**TASK OBJECTIVE:** Give every line below again, exactly.

**DATASET ROWS:**
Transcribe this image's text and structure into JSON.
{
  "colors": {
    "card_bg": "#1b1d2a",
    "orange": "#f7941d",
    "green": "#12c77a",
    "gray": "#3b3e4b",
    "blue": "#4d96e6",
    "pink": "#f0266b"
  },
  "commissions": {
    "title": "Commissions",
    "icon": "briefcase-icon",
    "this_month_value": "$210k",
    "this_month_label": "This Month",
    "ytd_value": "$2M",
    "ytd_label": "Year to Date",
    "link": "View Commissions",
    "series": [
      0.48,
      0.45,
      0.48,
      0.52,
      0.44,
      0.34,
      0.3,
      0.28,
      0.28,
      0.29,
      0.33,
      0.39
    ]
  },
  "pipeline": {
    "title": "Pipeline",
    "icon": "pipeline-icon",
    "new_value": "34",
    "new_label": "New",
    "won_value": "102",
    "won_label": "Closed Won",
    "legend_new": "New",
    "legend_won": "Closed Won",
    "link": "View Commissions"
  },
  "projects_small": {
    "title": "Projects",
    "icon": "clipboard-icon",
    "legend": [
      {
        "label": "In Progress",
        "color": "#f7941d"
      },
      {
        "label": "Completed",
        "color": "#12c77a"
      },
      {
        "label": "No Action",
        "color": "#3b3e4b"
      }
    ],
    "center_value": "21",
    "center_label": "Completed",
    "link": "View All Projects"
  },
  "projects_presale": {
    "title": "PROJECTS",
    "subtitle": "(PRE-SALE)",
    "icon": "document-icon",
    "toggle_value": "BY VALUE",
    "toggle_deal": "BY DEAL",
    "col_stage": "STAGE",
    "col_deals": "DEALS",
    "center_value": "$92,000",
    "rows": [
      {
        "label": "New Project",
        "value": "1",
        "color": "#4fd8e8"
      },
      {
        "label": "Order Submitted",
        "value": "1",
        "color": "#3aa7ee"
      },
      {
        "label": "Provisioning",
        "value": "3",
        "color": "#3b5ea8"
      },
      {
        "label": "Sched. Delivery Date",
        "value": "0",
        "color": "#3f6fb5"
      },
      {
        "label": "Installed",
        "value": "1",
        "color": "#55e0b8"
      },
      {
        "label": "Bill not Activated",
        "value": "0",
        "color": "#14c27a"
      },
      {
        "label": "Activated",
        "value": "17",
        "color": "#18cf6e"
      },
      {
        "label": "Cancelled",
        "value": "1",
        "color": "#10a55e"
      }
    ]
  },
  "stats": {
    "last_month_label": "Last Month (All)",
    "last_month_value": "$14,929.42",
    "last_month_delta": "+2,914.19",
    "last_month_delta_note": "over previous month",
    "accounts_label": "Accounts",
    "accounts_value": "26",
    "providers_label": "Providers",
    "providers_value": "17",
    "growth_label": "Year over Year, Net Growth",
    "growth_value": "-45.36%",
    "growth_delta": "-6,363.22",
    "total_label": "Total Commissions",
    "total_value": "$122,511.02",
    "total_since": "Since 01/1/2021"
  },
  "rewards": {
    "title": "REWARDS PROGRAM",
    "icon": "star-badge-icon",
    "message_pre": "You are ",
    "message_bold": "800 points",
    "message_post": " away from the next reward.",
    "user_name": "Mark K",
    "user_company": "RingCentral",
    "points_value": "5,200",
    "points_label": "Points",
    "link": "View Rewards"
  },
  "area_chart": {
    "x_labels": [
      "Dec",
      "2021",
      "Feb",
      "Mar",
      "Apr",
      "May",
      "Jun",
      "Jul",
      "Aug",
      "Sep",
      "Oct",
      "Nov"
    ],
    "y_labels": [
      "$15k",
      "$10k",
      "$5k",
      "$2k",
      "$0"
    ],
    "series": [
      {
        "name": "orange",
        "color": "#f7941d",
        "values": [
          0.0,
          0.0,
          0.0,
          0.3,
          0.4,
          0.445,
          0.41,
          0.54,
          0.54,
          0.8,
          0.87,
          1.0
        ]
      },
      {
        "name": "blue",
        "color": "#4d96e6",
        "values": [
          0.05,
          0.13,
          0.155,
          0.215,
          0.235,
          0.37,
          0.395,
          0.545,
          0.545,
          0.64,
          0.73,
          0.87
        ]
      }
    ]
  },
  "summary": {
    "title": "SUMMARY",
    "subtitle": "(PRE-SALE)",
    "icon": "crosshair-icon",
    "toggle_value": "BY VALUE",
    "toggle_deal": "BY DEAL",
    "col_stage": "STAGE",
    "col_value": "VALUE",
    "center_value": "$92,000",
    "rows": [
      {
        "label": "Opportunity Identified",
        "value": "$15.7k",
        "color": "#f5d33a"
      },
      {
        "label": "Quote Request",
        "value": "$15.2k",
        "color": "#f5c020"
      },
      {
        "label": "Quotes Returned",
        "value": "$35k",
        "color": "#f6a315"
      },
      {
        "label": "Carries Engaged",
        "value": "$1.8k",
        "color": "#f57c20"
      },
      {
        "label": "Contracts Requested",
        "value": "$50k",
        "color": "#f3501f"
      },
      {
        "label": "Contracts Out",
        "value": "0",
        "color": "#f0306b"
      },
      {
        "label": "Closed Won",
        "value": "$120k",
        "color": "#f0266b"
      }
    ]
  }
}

**TASK ANSWER:**
Transcribe this image's text and structure into JSON.
{
  "colors": {
    "card_bg": "#1b1d2a",
    "orange": "#f7941d",
    "green": "#12c77a",
    "gray": "#3b3e4b",
    "blue": "#4d96e6",
    "pink": "#f0266b"
  },
  "commissions": {
    "title": "Commissions",
    "icon": "briefcase-icon",
    "this_month_value": "$210k",
    "this_month_label": "This Month",
    "ytd_value": "$2M",
    "ytd_label": "Year to Date",
    "link": "View Commissions",
    "series": [
      0.48,
      0.45,
      0.48,
      0.52,
      0.44,
      0.34,
      0.3,
      0.28,
      0.28,
      0.29,
      0.33,
      0.39
    ]
  },
  "pipeline": {
    "title": "Pipeline",
    "icon": "pipeline-icon",
    "new_value": "34",
    "new_label": "New",
    "won_value": "102",
    "won_label": "Closed Won",
    "legend_new": "New",
    "legend_won": "Closed Won",
    "link": "View Commissions"
  },
  "projects_small": {
    "title": "Projects",
    "icon": "clipboard-icon",
    "legend": [
      {
        "label": "In Progress",
        "color": "#f7941d"
      },
      {
        "label": "Completed",
        "color": "#12c77a"
      },
      {
        "label": "No Action",
        "color": "#3b3e4b"
      }
    ],
    "center_value": "21",
    "center_label": "Completed",
    "link": "View All Projects"
  },
  "projects_presale": {
    "title": "PROJECTS",
    "subtitle": "(PRE-SALE)",
    "icon": "document-icon",
    "toggle_value": "BY VALUE",
    "toggle_deal": "BY DEAL",
    "col_stage": "STAGE",
    "col_deals": "DEALS",
    "center_value": "$92,000",
    "rows": [
      {
        "label": "New Project",
        "value": "1",
        "color": "#4fd8e8"
      },
      {
        "label": "Order Submitted",
        "value": "1",
        "color": "#3aa7ee"
      },
      {
        "label": "Provisioning",
        "value": "3",
        "color": "#3b5ea8"
      },
      {
        "label": "Sched. Delivery Date",
        "value": "0",
        "color": "#3f6fb5"
      },
      {
        "label": "Installed",
        "value": "1",
        "color": "#55e0b8"
      },
      {
        "label": "Bill not Activated",
        "value": "0",
        "color": "#14c27a"
      },
      {
        "label": "Activated",
        "value": "17",
        "color": "#18cf6e"
      },
      {
        "label": "Cancelled",
        "value": "1",
        "color": "#10a55e"
      }
    ]
  },
  "stats": {
    "last_month_label": "Last Month (All)",
    "last_month_value": "$14,929.42",
    "last_month_delta": "+2,914.19",
    "last_month_delta_note": "over previous month",
    "accounts_label": "Accounts",
    "accounts_value": "26",
    "providers_label": "Providers",
    "providers_value": "17",
    "growth_label": "Year over Year, Net Growth",
    "growth_value": "-45.36%",
    "growth_delta": "-6,363.22",
    "total_label": "Total Commissions",
    "total_value": "$122,511.02",
    "total_since": "Since 01/1/2021"
  },
  "rewards": {
    "title": "REWARDS PROGRAM",
    "icon": "star-badge-icon",
    "message_pre": "You are ",
    "message_bold": "800 points",
    "message_post": " away from the next reward.",
    "user_name": "Mark K",
    "user_company": "RingCentral",
    "points_value": "5,200",
    "points_label": "Points",
    "link": "View Rewards"
  },
  "area_chart": {
    "x_labels": [
      "Dec",
      "2021",
      "Feb",
      "Mar",
      "Apr",
      "May",
      "Jun",
      "Jul",
      "Aug",
      "Sep",
      "Oct",
      "Nov"
    ],
    "y_labels": [
      "$15k",
      "$10k",
      "$5k",
      "$2k",
      "$0"
    ],
    "series": [
      {
        "name": "orange",
        "color": "#f7941d",
        "values": [
          0.0,
          0.0,
          0.0,
          0.3,
          0.4,
          0.445,
          0.41,
          0.54,
          0.54,
          0.8,
          0.87,
          1.0
        ]
      },
      {
        "name": "blue",
        "color": "#4d96e6",
        "values": [
          0.05,
          0.13,
          0.155,
          0.215,
          0.235,
          0.37,
          0.395,
          0.545,
          0.545,
          0.64,
          0.73,
          0.87
        ]
      }
    ]
  },
  "summary": {
    "title": "SUMMARY",
    "subtitle": "(PRE-SALE)",
    "icon": "crosshair-icon",
    "toggle_value": "BY VALUE",
    "toggle_deal": "BY DEAL",
    "col_stage": "STAGE",
    "col_value": "VALUE",
    "center_value": "$92,000",
    "rows": [
      {
        "label": "Opportunity Identified",
        "value": "$15.7k",
        "color": "#f5d33a"
      },
      {
        "label": "Quote Request",
        "value": "$15.2k",
        "color": "#f5c020"
      },
      {
        "label": "Quotes Returned",
        "value": "$35k",
        "color": "#f6a315"
      },
      {
        "label": "Carries Engaged",
        "value": "$1.8k",
        "color": "#f57c20"
      },
      {
        "label": "Contracts Requested",
        "value": "$50k",
        "color": "#f3501f"
      },
      {
        "label": "Contracts Out",
        "value": "0",
        "color": "#f0306b"
      },
      {
        "label": "Closed Won",
        "value": "$120k",
        "color": "#f0266b"
      }
    ]
  }
}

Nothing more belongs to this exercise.